GOAL ▸
Keep the pictures out of the copy and print all the entries below exactly.

-- Begin PROVIDED DATA --

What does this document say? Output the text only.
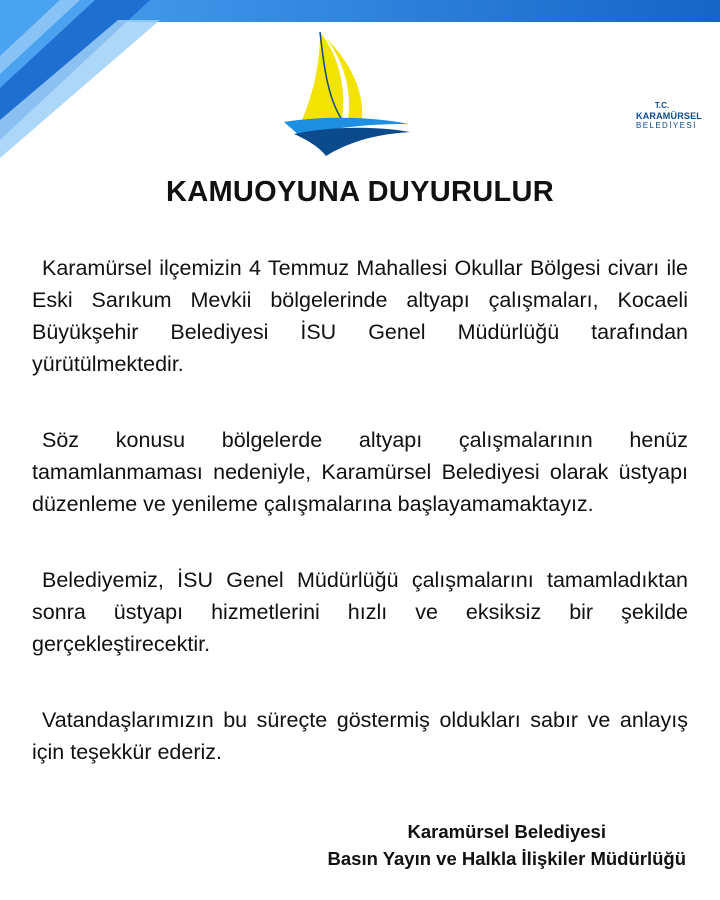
T.C.
KARAMÜRSEL
BELEDİYESİ
KAMUOYUNA DUYURULUR

Karamürsel ilçemizin 4 Temmuz Mahallesi Okullar Bölgesi civarı ile Eski Sarıkum Mevkii bölgelerinde altyapı çalışmaları, Kocaeli Büyükşehir Belediyesi İSU Genel Müdürlüğü tarafından yürütülmektedir.

Söz konusu bölgelerde altyapı çalışmalarının henüz tamamlanmaması nedeniyle, Karamürsel Belediyesi olarak üstyapı düzenleme ve yenileme çalışmalarına başlayamamaktayız.

Belediyemiz, İSU Genel Müdürlüğü çalışmalarını tamamladıktan sonra üstyapı hizmetlerini hızlı ve eksiksiz bir şekilde gerçekleştirecektir.

Vatandaşlarımızın bu süreçte göstermiş oldukları sabır ve anlayış için teşekkür ederiz.

Karamürsel Belediyesi
Basın Yayın ve Halkla İlişkiler Müdürlüğü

-- End PROVIDED DATA --

TASK RESPONSE ▸
What does this document say? Output the text only.
T.C.
KARAMÜRSEL
BELEDİYESİ
KAMUOYUNA DUYURULUR

Karamürsel ilçemizin 4 Temmuz Mahallesi Okullar Bölgesi civarı ile Eski Sarıkum Mevkii bölgelerinde altyapı çalışmaları, Kocaeli Büyükşehir Belediyesi İSU Genel Müdürlüğü tarafından yürütülmektedir.

Söz konusu bölgelerde altyapı çalışmalarının henüz tamamlanmaması nedeniyle, Karamürsel Belediyesi olarak üstyapı düzenleme ve yenileme çalışmalarına başlayamamaktayız.

Belediyemiz, İSU Genel Müdürlüğü çalışmalarını tamamladıktan sonra üstyapı hizmetlerini hızlı ve eksiksiz bir şekilde gerçekleştirecektir.

Vatandaşlarımızın bu süreçte göstermiş oldukları sabır ve anlayış için teşekkür ederiz.

Karamürsel Belediyesi
Basın Yayın ve Halkla İlişkiler Müdürlüğü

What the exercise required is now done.